(Exercise data)
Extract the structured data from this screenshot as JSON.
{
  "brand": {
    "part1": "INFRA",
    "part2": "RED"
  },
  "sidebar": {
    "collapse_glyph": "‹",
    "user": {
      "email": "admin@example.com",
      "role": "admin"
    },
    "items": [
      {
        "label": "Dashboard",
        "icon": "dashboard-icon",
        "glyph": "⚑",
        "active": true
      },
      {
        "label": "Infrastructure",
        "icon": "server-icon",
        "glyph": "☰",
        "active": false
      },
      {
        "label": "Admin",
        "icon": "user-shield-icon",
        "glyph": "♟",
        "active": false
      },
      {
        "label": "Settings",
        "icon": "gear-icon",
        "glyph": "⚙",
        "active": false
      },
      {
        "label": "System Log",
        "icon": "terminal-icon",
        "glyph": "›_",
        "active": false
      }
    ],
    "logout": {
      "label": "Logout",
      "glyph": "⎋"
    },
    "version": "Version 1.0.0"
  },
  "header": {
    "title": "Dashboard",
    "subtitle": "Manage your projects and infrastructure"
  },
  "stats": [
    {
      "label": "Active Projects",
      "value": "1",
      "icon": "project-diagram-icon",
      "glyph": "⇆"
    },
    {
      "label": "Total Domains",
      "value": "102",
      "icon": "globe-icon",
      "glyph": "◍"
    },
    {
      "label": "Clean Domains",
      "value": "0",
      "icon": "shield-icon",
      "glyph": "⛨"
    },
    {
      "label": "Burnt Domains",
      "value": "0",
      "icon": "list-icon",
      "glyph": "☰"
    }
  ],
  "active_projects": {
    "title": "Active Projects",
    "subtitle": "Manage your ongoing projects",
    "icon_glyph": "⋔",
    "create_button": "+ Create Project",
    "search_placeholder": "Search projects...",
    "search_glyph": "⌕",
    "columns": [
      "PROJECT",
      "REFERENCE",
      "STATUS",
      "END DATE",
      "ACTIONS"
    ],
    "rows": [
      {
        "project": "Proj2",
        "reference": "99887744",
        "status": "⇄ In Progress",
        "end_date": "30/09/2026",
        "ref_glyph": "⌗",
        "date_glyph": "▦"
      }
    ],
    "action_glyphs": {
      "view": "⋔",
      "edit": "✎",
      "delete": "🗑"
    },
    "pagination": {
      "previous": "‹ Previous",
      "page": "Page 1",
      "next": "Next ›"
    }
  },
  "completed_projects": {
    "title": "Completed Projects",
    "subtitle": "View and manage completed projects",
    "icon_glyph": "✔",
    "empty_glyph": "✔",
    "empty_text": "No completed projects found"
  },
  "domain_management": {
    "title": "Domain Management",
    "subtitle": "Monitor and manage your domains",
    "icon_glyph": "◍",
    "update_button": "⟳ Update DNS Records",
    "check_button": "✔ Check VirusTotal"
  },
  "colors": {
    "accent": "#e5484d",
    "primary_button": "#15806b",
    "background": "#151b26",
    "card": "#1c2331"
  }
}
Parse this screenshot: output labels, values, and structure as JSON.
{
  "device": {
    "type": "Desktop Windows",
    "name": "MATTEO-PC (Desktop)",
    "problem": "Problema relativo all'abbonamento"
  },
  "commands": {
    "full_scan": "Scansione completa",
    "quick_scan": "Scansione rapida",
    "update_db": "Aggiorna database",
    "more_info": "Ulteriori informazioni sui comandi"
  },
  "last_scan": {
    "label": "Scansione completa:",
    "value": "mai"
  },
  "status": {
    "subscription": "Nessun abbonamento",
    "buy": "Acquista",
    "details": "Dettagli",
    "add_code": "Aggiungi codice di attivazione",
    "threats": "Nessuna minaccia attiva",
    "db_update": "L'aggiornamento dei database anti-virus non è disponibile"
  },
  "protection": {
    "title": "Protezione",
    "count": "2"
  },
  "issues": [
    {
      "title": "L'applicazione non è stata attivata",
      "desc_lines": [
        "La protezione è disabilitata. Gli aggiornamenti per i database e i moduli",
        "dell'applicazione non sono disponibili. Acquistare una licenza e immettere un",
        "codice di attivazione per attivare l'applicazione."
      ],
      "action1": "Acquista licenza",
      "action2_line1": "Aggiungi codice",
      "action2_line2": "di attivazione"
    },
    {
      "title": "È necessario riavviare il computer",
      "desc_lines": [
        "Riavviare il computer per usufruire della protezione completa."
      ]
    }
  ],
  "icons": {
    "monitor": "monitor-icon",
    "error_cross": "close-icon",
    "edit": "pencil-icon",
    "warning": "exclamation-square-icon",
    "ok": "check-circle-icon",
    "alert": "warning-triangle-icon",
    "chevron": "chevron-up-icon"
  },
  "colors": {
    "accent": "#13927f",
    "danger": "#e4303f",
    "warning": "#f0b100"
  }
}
(End Exercise data)
Retype only the lines running from the line with "Parse this screenshot: output" to the end of the listing, including both of those lines.

Parse this screenshot: output labels, values, and structure as JSON.
{
  "device": {
    "type": "Desktop Windows",
    "name": "MATTEO-PC (Desktop)",
    "problem": "Problema relativo all'abbonamento"
  },
  "commands": {
    "full_scan": "Scansione completa",
    "quick_scan": "Scansione rapida",
    "update_db": "Aggiorna database",
    "more_info": "Ulteriori informazioni sui comandi"
  },
  "last_scan": {
    "label": "Scansione completa:",
    "value": "mai"
  },
  "status": {
    "subscription": "Nessun abbonamento",
    "buy": "Acquista",
    "details": "Dettagli",
    "add_code": "Aggiungi codice di attivazione",
    "threats": "Nessuna minaccia attiva",
    "db_update": "L'aggiornamento dei database anti-virus non è disponibile"
  },
  "protection": {
    "title": "Protezione",
    "count": "2"
  },
  "issues": [
    {
      "title": "L'applicazione non è stata attivata",
      "desc_lines": [
        "La protezione è disabilitata. Gli aggiornamenti per i database e i moduli",
        "dell'applicazione non sono disponibili. Acquistare una licenza e immettere un",
        "codice di attivazione per attivare l'applicazione."
      ],
      "action1": "Acquista licenza",
      "action2_line1": "Aggiungi codice",
      "action2_line2": "di attivazione"
    },
    {
      "title": "È necessario riavviare il computer",
      "desc_lines": [
        "Riavviare il computer per usufruire della protezione completa."
      ]
    }
  ],
  "icons": {
    "monitor": "monitor-icon",
    "error_cross": "close-icon",
    "edit": "pencil-icon",
    "warning": "exclamation-square-icon",
    "ok": "check-circle-icon",
    "alert": "warning-triangle-icon",
    "chevron": "chevron-up-icon"
  },
  "colors": {
    "accent": "#13927f",
    "danger": "#e4303f",
    "warning": "#f0b100"
  }
}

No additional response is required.